- [Task to carry out]
Return the whole listing exactly as it stands.

- [Excerpted records]
********************

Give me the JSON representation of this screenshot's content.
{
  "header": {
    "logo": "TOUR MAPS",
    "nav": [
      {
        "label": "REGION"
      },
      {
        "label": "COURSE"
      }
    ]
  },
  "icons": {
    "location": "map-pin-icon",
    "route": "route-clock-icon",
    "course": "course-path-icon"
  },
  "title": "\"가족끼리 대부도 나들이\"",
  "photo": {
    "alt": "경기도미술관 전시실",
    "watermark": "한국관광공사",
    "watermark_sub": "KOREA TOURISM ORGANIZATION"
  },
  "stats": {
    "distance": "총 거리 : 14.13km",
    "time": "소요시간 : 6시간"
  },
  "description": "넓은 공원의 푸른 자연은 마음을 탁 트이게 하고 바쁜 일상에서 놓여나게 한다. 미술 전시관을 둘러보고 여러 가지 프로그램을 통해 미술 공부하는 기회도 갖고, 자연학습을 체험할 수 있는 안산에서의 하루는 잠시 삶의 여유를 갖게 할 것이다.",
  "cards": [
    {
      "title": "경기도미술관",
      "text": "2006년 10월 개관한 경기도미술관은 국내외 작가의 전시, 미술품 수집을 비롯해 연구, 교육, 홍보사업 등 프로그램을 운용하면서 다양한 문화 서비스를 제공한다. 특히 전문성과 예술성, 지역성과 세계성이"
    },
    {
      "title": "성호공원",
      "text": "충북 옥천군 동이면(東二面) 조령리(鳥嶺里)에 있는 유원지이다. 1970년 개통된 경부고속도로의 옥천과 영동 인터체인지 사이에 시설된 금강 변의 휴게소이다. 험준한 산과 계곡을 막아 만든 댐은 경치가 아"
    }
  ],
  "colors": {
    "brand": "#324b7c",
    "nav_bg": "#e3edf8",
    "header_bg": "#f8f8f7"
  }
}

********************

- [Result of the exercise]
Give me the JSON representation of this screenshot's content.
{
  "header": {
    "logo": "TOUR MAPS",
    "nav": [
      {
        "label": "REGION"
      },
      {
        "label": "COURSE"
      }
    ]
  },
  "icons": {
    "location": "map-pin-icon",
    "route": "route-clock-icon",
    "course": "course-path-icon"
  },
  "title": "\"가족끼리 대부도 나들이\"",
  "photo": {
    "alt": "경기도미술관 전시실",
    "watermark": "한국관광공사",
    "watermark_sub": "KOREA TOURISM ORGANIZATION"
  },
  "stats": {
    "distance": "총 거리 : 14.13km",
    "time": "소요시간 : 6시간"
  },
  "description": "넓은 공원의 푸른 자연은 마음을 탁 트이게 하고 바쁜 일상에서 놓여나게 한다. 미술 전시관을 둘러보고 여러 가지 프로그램을 통해 미술 공부하는 기회도 갖고, 자연학습을 체험할 수 있는 안산에서의 하루는 잠시 삶의 여유를 갖게 할 것이다.",
  "cards": [
    {
      "title": "경기도미술관",
      "text": "2006년 10월 개관한 경기도미술관은 국내외 작가의 전시, 미술품 수집을 비롯해 연구, 교육, 홍보사업 등 프로그램을 운용하면서 다양한 문화 서비스를 제공한다. 특히 전문성과 예술성, 지역성과 세계성이"
    },
    {
      "title": "성호공원",
      "text": "충북 옥천군 동이면(東二面) 조령리(鳥嶺里)에 있는 유원지이다. 1970년 개통된 경부고속도로의 옥천과 영동 인터체인지 사이에 시설된 금강 변의 휴게소이다. 험준한 산과 계곡을 막아 만든 댐은 경치가 아"
    }
  ],
  "colors": {
    "brand": "#324b7c",
    "nav_bg": "#e3edf8",
    "header_bg": "#f8f8f7"
  }
}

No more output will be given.